* _Stated task_
Show each line that has the string "this" in it.

--------------------

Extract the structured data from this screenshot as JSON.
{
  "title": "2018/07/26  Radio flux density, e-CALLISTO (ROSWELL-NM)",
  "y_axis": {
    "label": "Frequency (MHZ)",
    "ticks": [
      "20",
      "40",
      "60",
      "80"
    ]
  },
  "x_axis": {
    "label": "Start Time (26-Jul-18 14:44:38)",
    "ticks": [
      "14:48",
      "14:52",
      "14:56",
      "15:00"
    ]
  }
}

--------------------

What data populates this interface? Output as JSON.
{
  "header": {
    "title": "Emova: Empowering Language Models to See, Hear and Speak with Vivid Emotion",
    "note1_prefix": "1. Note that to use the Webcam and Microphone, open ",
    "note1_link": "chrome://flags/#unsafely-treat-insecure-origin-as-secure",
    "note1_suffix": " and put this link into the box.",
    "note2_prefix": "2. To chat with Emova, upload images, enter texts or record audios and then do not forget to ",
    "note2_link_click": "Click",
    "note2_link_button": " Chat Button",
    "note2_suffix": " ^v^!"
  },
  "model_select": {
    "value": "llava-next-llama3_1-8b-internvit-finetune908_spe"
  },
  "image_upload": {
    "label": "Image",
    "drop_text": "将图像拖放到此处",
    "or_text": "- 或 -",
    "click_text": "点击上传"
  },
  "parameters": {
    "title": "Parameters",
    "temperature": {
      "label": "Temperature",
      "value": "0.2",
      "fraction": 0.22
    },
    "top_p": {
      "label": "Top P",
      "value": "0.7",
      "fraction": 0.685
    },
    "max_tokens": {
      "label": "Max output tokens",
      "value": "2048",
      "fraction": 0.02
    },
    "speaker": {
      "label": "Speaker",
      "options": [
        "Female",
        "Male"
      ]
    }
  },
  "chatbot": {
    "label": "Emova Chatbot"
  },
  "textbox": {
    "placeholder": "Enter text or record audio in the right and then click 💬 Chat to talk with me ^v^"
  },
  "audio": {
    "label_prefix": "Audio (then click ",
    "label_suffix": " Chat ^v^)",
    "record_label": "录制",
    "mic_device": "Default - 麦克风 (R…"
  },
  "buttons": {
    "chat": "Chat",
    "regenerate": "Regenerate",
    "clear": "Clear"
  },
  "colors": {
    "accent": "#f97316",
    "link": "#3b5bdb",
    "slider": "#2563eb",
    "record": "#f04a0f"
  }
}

--------------------

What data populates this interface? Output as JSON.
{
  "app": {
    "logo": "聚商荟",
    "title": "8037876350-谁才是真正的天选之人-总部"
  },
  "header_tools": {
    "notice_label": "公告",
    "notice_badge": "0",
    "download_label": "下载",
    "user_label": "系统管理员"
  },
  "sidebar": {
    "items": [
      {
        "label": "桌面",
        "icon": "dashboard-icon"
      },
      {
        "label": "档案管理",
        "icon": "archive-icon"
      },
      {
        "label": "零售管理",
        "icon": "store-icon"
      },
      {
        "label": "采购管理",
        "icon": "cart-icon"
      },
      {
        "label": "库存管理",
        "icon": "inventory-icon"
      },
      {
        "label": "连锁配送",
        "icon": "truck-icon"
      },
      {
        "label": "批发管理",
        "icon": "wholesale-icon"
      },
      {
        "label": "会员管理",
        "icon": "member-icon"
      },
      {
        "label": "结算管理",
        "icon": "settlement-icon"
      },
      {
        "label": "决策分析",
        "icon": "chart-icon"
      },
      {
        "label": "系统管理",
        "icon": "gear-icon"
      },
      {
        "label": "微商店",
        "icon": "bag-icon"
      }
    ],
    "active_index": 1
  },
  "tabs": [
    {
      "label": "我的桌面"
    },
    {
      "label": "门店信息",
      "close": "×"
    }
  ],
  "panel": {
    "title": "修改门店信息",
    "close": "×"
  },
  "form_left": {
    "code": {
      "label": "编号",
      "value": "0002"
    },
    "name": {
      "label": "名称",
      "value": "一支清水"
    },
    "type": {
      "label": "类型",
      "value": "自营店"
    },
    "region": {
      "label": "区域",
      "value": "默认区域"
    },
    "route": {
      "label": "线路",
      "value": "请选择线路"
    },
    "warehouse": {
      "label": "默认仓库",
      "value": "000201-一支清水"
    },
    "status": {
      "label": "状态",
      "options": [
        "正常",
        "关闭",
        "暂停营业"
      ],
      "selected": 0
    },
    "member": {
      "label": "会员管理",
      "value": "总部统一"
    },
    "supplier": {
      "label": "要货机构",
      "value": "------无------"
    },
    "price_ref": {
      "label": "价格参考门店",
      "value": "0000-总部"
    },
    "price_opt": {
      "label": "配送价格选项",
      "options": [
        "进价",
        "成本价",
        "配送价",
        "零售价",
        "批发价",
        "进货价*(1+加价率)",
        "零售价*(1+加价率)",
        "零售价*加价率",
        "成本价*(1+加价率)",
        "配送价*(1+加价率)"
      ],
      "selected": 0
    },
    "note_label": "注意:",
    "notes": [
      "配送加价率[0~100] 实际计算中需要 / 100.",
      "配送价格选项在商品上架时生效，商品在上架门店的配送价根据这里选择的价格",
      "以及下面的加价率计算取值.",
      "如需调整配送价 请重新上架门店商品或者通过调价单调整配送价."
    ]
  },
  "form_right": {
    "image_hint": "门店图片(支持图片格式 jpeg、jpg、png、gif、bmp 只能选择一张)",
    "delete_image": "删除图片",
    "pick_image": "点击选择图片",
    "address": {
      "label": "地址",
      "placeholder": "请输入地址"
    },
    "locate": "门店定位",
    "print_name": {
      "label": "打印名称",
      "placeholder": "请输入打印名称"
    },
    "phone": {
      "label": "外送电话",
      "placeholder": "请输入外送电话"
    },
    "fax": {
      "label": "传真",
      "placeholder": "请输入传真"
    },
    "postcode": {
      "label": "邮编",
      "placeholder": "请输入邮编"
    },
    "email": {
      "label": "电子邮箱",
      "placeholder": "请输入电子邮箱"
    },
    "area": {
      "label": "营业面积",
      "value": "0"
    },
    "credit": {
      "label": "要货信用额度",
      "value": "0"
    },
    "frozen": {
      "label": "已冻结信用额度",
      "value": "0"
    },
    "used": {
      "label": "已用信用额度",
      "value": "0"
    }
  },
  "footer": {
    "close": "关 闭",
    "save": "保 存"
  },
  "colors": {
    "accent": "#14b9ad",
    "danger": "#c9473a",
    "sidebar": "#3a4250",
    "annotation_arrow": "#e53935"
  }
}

--------------------

* _Task answer_
Extract the structured data from this screenshot as JSON.
What data populates this interface? Output as JSON.
    "note1_suffix": " and put this link into the box.",
What data populates this interface? Output as JSON.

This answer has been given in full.